DIRECTION. Give back the entire listing verbatim.
++++++++++++++++++++
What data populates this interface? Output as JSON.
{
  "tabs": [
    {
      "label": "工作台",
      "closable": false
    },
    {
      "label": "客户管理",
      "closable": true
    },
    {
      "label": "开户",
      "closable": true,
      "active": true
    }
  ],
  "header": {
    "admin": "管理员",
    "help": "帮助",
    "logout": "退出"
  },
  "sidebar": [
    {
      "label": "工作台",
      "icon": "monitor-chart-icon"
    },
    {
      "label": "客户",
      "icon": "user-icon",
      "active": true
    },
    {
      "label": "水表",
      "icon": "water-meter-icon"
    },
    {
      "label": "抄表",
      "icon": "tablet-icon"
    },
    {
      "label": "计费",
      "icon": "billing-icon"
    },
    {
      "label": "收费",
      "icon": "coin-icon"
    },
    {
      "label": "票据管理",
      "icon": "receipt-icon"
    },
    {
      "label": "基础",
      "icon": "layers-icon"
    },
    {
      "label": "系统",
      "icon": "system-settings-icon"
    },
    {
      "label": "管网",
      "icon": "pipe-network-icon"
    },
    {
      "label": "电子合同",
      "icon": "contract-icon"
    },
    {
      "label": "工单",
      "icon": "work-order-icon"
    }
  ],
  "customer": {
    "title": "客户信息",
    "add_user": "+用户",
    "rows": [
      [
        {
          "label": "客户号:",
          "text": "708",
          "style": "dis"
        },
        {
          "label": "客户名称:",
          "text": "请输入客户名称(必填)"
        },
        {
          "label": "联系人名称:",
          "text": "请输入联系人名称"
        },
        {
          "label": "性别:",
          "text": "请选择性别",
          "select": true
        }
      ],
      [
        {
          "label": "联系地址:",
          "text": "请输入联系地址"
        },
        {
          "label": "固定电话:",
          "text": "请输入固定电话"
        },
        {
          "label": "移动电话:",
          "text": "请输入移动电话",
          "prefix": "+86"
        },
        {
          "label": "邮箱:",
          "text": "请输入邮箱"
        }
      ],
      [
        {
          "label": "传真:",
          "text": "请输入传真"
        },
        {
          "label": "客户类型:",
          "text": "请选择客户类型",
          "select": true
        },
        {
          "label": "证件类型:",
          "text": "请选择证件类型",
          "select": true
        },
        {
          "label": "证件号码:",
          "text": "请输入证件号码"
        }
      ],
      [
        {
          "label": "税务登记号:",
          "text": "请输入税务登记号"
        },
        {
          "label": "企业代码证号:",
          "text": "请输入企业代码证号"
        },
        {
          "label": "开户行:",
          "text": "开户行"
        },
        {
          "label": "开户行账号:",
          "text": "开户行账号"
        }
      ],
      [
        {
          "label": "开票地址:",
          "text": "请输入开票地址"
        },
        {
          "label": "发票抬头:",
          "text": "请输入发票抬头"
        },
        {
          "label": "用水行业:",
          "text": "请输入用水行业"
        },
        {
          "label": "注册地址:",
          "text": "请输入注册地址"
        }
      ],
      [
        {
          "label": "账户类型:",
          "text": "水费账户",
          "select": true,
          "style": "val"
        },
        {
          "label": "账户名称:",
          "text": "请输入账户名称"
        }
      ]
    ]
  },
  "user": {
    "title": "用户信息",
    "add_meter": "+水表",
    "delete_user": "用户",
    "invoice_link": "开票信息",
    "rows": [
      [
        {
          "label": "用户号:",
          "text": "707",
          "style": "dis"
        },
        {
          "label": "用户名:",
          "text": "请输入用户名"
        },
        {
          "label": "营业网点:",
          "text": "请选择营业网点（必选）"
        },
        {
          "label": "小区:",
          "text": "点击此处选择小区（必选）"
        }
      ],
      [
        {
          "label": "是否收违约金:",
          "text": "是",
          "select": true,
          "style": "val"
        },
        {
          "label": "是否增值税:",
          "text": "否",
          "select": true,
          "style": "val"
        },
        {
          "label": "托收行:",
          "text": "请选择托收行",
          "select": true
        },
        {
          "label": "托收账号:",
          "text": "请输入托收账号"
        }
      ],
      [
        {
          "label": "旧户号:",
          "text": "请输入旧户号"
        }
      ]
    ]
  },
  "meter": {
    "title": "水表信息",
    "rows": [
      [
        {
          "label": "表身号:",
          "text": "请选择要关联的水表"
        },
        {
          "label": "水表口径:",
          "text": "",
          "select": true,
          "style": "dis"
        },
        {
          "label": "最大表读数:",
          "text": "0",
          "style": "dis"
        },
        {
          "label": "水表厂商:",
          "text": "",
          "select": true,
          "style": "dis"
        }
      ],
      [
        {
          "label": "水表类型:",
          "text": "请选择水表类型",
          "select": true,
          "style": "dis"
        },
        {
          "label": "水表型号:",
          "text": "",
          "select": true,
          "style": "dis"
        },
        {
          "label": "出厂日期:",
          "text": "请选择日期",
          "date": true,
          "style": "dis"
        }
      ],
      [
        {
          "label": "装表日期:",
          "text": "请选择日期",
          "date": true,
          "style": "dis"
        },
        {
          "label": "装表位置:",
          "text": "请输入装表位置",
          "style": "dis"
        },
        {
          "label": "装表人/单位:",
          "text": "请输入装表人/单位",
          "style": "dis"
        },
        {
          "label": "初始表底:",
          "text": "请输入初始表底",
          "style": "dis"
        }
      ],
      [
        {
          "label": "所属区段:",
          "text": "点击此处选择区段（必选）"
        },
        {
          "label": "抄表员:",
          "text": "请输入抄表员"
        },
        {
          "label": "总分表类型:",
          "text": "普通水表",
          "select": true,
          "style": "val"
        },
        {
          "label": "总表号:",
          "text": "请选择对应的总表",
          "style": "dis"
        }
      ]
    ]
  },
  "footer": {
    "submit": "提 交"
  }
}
++++++++++++++++++++
SOLUTION TO THE EXERCISE.
What data populates this interface? Output as JSON.
{
  "tabs": [
    {
      "label": "工作台",
      "closable": false
    },
    {
      "label": "客户管理",
      "closable": true
    },
    {
      "label": "开户",
      "closable": true,
      "active": true
    }
  ],
  "header": {
    "admin": "管理员",
    "help": "帮助",
    "logout": "退出"
  },
  "sidebar": [
    {
      "label": "工作台",
      "icon": "monitor-chart-icon"
    },
    {
      "label": "客户",
      "icon": "user-icon",
      "active": true
    },
    {
      "label": "水表",
      "icon": "water-meter-icon"
    },
    {
      "label": "抄表",
      "icon": "tablet-icon"
    },
    {
      "label": "计费",
      "icon": "billing-icon"
    },
    {
      "label": "收费",
      "icon": "coin-icon"
    },
    {
      "label": "票据管理",
      "icon": "receipt-icon"
    },
    {
      "label": "基础",
      "icon": "layers-icon"
    },
    {
      "label": "系统",
      "icon": "system-settings-icon"
    },
    {
      "label": "管网",
      "icon": "pipe-network-icon"
    },
    {
      "label": "电子合同",
      "icon": "contract-icon"
    },
    {
      "label": "工单",
      "icon": "work-order-icon"
    }
  ],
  "customer": {
    "title": "客户信息",
    "add_user": "+用户",
    "rows": [
      [
        {
          "label": "客户号:",
          "text": "708",
          "style": "dis"
        },
        {
          "label": "客户名称:",
          "text": "请输入客户名称(必填)"
        },
        {
          "label": "联系人名称:",
          "text": "请输入联系人名称"
        },
        {
          "label": "性别:",
          "text": "请选择性别",
          "select": true
        }
      ],
      [
        {
          "label": "联系地址:",
          "text": "请输入联系地址"
        },
        {
          "label": "固定电话:",
          "text": "请输入固定电话"
        },
        {
          "label": "移动电话:",
          "text": "请输入移动电话",
          "prefix": "+86"
        },
        {
          "label": "邮箱:",
          "text": "请输入邮箱"
        }
      ],
      [
        {
          "label": "传真:",
          "text": "请输入传真"
        },
        {
          "label": "客户类型:",
          "text": "请选择客户类型",
          "select": true
        },
        {
          "label": "证件类型:",
          "text": "请选择证件类型",
          "select": true
        },
        {
          "label": "证件号码:",
          "text": "请输入证件号码"
        }
      ],
      [
        {
          "label": "税务登记号:",
          "text": "请输入税务登记号"
        },
        {
          "label": "企业代码证号:",
          "text": "请输入企业代码证号"
        },
        {
          "label": "开户行:",
          "text": "开户行"
        },
        {
          "label": "开户行账号:",
          "text": "开户行账号"
        }
      ],
      [
        {
          "label": "开票地址:",
          "text": "请输入开票地址"
        },
        {
          "label": "发票抬头:",
          "text": "请输入发票抬头"
        },
        {
          "label": "用水行业:",
          "text": "请输入用水行业"
        },
        {
          "label": "注册地址:",
          "text": "请输入注册地址"
        }
      ],
      [
        {
          "label": "账户类型:",
          "text": "水费账户",
          "select": true,
          "style": "val"
        },
        {
          "label": "账户名称:",
          "text": "请输入账户名称"
        }
      ]
    ]
  },
  "user": {
    "title": "用户信息",
    "add_meter": "+水表",
    "delete_user": "用户",
    "invoice_link": "开票信息",
    "rows": [
      [
        {
          "label": "用户号:",
          "text": "707",
          "style": "dis"
        },
        {
          "label": "用户名:",
          "text": "请输入用户名"
        },
        {
          "label": "营业网点:",
          "text": "请选择营业网点（必选）"
        },
        {
          "label": "小区:",
          "text": "点击此处选择小区（必选）"
        }
      ],
      [
        {
          "label": "是否收违约金:",
          "text": "是",
          "select": true,
          "style": "val"
        },
        {
          "label": "是否增值税:",
          "text": "否",
          "select": true,
          "style": "val"
        },
        {
          "label": "托收行:",
          "text": "请选择托收行",
          "select": true
        },
        {
          "label": "托收账号:",
          "text": "请输入托收账号"
        }
      ],
      [
        {
          "label": "旧户号:",
          "text": "请输入旧户号"
        }
      ]
    ]
  },
  "meter": {
    "title": "水表信息",
    "rows": [
      [
        {
          "label": "表身号:",
          "text": "请选择要关联的水表"
        },
        {
          "label": "水表口径:",
          "text": "",
          "select": true,
          "style": "dis"
        },
        {
          "label": "最大表读数:",
          "text": "0",
          "style": "dis"
        },
        {
          "label": "水表厂商:",
          "text": "",
          "select": true,
          "style": "dis"
        }
      ],
      [
        {
          "label": "水表类型:",
          "text": "请选择水表类型",
          "select": true,
          "style": "dis"
        },
        {
          "label": "水表型号:",
          "text": "",
          "select": true,
          "style": "dis"
        },
        {
          "label": "出厂日期:",
          "text": "请选择日期",
          "date": true,
          "style": "dis"
        }
      ],
      [
        {
          "label": "装表日期:",
          "text": "请选择日期",
          "date": true,
          "style": "dis"
        },
        {
          "label": "装表位置:",
          "text": "请输入装表位置",
          "style": "dis"
        },
        {
          "label": "装表人/单位:",
          "text": "请输入装表人/单位",
          "style": "dis"
        },
        {
          "label": "初始表底:",
          "text": "请输入初始表底",
          "style": "dis"
        }
      ],
      [
        {
          "label": "所属区段:",
          "text": "点击此处选择区段（必选）"
        },
        {
          "label": "抄表员:",
          "text": "请输入抄表员"
        },
        {
          "label": "总分表类型:",
          "text": "普通水表",
          "select": true,
          "style": "val"
        },
        {
          "label": "总表号:",
          "text": "请选择对应的总表",
          "style": "dis"
        }
      ]
    ]
  },
  "footer": {
    "submit": "提 交"
  }
}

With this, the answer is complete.